** Start **

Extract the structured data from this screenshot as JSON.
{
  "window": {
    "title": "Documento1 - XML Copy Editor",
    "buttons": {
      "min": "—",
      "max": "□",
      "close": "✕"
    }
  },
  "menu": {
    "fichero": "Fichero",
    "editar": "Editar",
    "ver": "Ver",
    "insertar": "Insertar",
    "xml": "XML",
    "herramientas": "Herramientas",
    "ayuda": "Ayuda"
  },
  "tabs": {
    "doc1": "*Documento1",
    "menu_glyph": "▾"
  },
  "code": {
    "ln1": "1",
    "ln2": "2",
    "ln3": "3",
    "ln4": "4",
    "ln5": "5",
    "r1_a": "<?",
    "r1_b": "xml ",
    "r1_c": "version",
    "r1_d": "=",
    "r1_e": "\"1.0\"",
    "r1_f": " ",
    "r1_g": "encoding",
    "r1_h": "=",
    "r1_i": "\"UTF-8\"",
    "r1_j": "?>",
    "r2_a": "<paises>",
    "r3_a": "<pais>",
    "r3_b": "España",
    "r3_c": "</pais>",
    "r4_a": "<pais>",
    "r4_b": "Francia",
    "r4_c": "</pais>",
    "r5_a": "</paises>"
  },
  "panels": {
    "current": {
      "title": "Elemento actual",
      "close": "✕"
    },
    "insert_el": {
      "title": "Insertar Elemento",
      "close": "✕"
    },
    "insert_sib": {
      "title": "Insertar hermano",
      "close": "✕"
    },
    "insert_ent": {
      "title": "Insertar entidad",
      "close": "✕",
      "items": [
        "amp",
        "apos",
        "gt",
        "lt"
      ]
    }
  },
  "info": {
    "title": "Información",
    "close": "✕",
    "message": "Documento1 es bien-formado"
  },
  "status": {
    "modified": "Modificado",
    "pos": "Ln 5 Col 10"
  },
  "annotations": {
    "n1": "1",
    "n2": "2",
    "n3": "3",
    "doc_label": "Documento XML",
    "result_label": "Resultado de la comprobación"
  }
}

** End **

EXERCISE GOAL: Please output every record, keeping each line exact.

TASK RESPONSE:
Extract the structured data from this screenshot as JSON.
{
  "window": {
    "title": "Documento1 - XML Copy Editor",
    "buttons": {
      "min": "—",
      "max": "□",
      "close": "✕"
    }
  },
  "menu": {
    "fichero": "Fichero",
    "editar": "Editar",
    "ver": "Ver",
    "insertar": "Insertar",
    "xml": "XML",
    "herramientas": "Herramientas",
    "ayuda": "Ayuda"
  },
  "tabs": {
    "doc1": "*Documento1",
    "menu_glyph": "▾"
  },
  "code": {
    "ln1": "1",
    "ln2": "2",
    "ln3": "3",
    "ln4": "4",
    "ln5": "5",
    "r1_a": "<?",
    "r1_b": "xml ",
    "r1_c": "version",
    "r1_d": "=",
    "r1_e": "\"1.0\"",
    "r1_f": " ",
    "r1_g": "encoding",
    "r1_h": "=",
    "r1_i": "\"UTF-8\"",
    "r1_j": "?>",
    "r2_a": "<paises>",
    "r3_a": "<pais>",
    "r3_b": "España",
    "r3_c": "</pais>",
    "r4_a": "<pais>",
    "r4_b": "Francia",
    "r4_c": "</pais>",
    "r5_a": "</paises>"
  },
  "panels": {
    "current": {
      "title": "Elemento actual",
      "close": "✕"
    },
    "insert_el": {
      "title": "Insertar Elemento",
      "close": "✕"
    },
    "insert_sib": {
      "title": "Insertar hermano",
      "close": "✕"
    },
    "insert_ent": {
      "title": "Insertar entidad",
      "close": "✕",
      "items": [
        "amp",
        "apos",
        "gt",
        "lt"
      ]
    }
  },
  "info": {
    "title": "Información",
    "close": "✕",
    "message": "Documento1 es bien-formado"
  },
  "status": {
    "modified": "Modificado",
    "pos": "Ln 5 Col 10"
  },
  "annotations": {
    "n1": "1",
    "n2": "2",
    "n3": "3",
    "doc_label": "Documento XML",
    "result_label": "Resultado de la comprobación"
  }
}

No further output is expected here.